> **WHAT THIS TASK INVOLVES**
Go through the data below. List every line that holds the word "panels".

> **INPUT MATERIAL**
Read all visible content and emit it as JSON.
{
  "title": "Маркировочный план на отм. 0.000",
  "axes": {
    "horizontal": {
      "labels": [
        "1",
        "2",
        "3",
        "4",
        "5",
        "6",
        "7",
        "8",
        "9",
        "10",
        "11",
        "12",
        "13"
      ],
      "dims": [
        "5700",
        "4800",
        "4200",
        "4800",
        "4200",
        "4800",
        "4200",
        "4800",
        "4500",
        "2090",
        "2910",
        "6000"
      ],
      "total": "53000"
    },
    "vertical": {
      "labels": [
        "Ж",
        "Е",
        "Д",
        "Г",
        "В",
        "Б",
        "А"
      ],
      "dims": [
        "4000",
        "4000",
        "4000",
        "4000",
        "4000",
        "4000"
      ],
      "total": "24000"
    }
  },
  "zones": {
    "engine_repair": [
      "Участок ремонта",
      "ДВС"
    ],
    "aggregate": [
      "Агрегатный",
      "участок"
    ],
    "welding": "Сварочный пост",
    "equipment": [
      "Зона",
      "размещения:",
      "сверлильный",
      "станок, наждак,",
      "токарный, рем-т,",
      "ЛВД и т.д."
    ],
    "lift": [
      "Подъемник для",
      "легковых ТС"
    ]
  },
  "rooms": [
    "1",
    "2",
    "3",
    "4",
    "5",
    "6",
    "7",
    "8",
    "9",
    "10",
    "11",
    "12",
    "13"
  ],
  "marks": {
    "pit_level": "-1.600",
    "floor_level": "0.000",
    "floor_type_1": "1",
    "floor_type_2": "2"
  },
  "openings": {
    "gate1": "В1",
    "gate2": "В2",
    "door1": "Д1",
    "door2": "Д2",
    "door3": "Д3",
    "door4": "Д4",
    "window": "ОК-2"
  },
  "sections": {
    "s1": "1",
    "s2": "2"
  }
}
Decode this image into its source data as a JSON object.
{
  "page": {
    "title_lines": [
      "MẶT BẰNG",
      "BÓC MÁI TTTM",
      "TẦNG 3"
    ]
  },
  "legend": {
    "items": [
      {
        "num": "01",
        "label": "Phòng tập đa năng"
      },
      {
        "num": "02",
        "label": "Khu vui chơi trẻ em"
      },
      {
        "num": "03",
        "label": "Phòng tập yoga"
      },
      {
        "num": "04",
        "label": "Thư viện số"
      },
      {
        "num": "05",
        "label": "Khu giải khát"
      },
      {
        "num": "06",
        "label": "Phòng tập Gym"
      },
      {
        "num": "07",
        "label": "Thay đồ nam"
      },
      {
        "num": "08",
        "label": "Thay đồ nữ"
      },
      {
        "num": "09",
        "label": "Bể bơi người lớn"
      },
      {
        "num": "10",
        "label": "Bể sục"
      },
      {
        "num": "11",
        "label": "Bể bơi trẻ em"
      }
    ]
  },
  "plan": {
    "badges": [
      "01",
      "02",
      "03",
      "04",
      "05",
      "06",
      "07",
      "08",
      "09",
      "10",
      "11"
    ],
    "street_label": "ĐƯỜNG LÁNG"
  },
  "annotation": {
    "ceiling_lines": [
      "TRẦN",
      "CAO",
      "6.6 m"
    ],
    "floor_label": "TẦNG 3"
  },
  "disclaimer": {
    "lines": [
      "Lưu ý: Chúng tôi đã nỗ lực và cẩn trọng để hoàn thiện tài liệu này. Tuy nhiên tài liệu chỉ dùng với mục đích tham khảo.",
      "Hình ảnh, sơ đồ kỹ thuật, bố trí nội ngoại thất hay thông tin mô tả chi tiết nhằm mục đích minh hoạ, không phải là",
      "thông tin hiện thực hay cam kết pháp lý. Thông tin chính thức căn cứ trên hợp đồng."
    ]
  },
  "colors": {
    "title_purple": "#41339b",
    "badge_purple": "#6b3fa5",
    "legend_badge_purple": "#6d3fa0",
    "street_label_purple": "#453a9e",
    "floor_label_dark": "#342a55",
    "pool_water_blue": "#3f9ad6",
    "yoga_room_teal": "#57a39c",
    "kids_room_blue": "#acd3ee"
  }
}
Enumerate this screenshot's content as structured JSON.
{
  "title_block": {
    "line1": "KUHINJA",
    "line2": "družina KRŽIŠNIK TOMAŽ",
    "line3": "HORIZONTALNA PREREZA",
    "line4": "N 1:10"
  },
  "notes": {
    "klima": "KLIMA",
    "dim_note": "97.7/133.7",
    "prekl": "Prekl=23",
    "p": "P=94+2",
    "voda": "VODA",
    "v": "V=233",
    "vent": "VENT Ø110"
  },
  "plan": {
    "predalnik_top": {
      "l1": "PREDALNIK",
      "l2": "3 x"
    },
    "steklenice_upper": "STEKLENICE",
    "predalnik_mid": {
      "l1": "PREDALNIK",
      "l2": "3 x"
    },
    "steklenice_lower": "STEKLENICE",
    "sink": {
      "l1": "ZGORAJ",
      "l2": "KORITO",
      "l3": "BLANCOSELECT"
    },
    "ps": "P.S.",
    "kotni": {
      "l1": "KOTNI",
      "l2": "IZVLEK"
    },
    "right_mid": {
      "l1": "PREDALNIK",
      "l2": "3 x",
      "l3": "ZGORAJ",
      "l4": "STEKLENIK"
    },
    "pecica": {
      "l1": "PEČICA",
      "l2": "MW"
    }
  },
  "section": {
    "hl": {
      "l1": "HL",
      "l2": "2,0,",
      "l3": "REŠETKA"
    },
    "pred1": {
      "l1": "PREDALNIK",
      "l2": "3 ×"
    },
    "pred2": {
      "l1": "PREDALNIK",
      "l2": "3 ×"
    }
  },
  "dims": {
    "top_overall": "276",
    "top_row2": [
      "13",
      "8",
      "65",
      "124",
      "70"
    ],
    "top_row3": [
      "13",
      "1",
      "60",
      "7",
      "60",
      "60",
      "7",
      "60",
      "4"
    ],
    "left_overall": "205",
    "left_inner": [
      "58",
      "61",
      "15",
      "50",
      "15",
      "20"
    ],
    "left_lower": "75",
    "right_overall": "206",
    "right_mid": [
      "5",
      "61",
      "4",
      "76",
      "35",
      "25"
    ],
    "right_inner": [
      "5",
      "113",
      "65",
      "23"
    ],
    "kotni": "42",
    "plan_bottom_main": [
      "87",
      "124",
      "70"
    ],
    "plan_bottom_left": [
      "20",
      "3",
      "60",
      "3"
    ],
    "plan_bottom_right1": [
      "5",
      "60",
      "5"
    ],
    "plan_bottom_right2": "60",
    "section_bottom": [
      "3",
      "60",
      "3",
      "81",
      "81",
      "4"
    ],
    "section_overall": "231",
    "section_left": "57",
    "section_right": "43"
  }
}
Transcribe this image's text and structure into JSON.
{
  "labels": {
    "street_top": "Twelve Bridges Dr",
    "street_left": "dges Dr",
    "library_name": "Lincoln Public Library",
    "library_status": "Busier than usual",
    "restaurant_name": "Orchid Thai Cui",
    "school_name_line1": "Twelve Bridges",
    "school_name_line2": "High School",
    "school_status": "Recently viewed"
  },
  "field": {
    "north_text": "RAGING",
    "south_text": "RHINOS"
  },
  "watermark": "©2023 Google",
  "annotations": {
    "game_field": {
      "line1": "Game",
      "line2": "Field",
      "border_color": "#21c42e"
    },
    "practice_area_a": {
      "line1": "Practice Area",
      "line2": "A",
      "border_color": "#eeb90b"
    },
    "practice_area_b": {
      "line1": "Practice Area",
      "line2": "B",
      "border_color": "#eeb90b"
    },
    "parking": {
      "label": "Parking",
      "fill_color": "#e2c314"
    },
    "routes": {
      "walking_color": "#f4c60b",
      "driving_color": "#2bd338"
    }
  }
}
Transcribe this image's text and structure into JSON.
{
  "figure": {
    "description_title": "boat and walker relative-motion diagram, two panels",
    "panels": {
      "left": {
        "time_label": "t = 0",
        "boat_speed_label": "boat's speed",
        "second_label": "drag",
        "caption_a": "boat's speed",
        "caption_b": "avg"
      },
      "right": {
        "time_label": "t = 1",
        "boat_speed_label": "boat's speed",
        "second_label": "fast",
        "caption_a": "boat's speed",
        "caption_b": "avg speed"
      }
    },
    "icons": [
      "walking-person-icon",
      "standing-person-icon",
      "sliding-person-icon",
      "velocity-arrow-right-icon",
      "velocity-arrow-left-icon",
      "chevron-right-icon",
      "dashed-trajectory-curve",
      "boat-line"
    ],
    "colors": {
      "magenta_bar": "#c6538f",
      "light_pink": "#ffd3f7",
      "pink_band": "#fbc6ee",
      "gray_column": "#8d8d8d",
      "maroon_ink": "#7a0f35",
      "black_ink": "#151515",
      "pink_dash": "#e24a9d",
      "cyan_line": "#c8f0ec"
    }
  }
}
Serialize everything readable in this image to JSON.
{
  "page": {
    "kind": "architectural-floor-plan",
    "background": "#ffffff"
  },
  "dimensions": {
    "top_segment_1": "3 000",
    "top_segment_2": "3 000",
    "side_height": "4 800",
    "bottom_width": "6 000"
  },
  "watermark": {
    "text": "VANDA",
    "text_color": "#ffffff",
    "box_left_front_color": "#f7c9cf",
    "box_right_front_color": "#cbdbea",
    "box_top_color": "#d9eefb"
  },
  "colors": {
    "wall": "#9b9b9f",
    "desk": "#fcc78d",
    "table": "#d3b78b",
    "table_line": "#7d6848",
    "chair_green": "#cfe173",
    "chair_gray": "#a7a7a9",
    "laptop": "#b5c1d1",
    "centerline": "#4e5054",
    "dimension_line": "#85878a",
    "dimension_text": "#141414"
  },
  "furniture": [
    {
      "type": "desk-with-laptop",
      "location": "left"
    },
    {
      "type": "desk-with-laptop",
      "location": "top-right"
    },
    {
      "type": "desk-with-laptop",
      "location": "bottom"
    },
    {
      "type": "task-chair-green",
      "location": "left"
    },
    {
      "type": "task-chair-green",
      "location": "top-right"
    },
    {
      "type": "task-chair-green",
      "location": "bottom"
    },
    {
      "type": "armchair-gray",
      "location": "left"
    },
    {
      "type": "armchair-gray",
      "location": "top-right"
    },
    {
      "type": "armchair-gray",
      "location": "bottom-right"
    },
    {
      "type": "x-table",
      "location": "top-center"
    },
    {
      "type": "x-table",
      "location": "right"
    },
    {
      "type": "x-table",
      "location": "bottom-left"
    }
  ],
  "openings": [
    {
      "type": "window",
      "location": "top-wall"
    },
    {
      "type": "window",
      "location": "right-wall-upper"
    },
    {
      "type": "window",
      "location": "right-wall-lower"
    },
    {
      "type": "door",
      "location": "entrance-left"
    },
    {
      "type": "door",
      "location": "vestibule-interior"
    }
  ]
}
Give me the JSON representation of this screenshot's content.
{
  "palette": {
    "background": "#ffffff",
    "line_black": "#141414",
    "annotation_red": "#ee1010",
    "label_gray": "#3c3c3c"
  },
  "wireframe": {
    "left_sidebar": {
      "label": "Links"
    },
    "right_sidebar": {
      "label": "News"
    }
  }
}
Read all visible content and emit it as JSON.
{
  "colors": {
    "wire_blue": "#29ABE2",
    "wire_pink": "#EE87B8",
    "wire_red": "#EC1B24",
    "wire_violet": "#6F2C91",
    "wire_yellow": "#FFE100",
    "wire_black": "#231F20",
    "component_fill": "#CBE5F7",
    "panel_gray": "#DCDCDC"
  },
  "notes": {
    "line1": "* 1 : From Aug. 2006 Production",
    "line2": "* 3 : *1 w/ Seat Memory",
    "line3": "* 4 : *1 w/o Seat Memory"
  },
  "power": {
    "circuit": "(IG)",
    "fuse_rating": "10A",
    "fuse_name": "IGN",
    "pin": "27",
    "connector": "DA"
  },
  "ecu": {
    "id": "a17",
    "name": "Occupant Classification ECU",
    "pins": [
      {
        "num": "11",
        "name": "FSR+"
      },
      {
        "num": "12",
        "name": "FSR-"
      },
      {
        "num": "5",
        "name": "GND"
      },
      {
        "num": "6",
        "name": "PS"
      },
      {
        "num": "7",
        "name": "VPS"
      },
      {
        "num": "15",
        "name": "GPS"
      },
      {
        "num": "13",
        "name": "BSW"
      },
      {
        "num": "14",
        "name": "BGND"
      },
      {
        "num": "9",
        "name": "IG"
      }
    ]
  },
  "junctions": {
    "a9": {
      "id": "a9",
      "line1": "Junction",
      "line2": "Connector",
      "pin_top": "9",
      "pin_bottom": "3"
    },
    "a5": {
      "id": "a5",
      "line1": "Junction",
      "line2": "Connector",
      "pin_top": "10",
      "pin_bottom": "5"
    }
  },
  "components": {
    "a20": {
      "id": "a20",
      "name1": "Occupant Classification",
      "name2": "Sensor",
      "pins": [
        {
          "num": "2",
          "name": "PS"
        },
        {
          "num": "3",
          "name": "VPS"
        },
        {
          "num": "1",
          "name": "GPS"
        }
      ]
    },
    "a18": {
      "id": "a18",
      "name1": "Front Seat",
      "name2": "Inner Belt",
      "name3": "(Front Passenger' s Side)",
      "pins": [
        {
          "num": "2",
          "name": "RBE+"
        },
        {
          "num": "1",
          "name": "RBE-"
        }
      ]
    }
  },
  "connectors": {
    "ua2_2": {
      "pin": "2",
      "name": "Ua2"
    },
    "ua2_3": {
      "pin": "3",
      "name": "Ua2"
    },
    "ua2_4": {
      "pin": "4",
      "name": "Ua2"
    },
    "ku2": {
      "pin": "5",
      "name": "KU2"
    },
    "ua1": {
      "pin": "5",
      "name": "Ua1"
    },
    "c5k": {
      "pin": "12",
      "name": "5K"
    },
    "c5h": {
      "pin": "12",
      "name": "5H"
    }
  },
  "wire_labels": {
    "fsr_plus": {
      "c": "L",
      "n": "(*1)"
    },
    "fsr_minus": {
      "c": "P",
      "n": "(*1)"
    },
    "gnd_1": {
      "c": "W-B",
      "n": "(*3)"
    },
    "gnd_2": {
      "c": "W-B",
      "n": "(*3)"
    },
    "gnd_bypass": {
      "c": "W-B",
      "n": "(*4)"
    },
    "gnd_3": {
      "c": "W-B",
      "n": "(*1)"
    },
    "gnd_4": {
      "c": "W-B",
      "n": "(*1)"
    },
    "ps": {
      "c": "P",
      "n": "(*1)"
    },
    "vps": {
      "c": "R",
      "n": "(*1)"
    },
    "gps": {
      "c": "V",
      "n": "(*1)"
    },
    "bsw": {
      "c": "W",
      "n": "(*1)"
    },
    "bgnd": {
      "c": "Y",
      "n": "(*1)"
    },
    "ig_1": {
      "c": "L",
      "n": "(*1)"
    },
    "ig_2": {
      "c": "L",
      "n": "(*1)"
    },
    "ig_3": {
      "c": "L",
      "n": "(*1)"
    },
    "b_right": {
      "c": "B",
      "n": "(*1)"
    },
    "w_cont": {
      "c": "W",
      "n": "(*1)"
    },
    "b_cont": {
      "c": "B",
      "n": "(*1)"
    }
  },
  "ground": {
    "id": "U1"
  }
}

> **REPLY**
    "description_title": "boat and walker relative-motion diagram, two panels",
    "panels": {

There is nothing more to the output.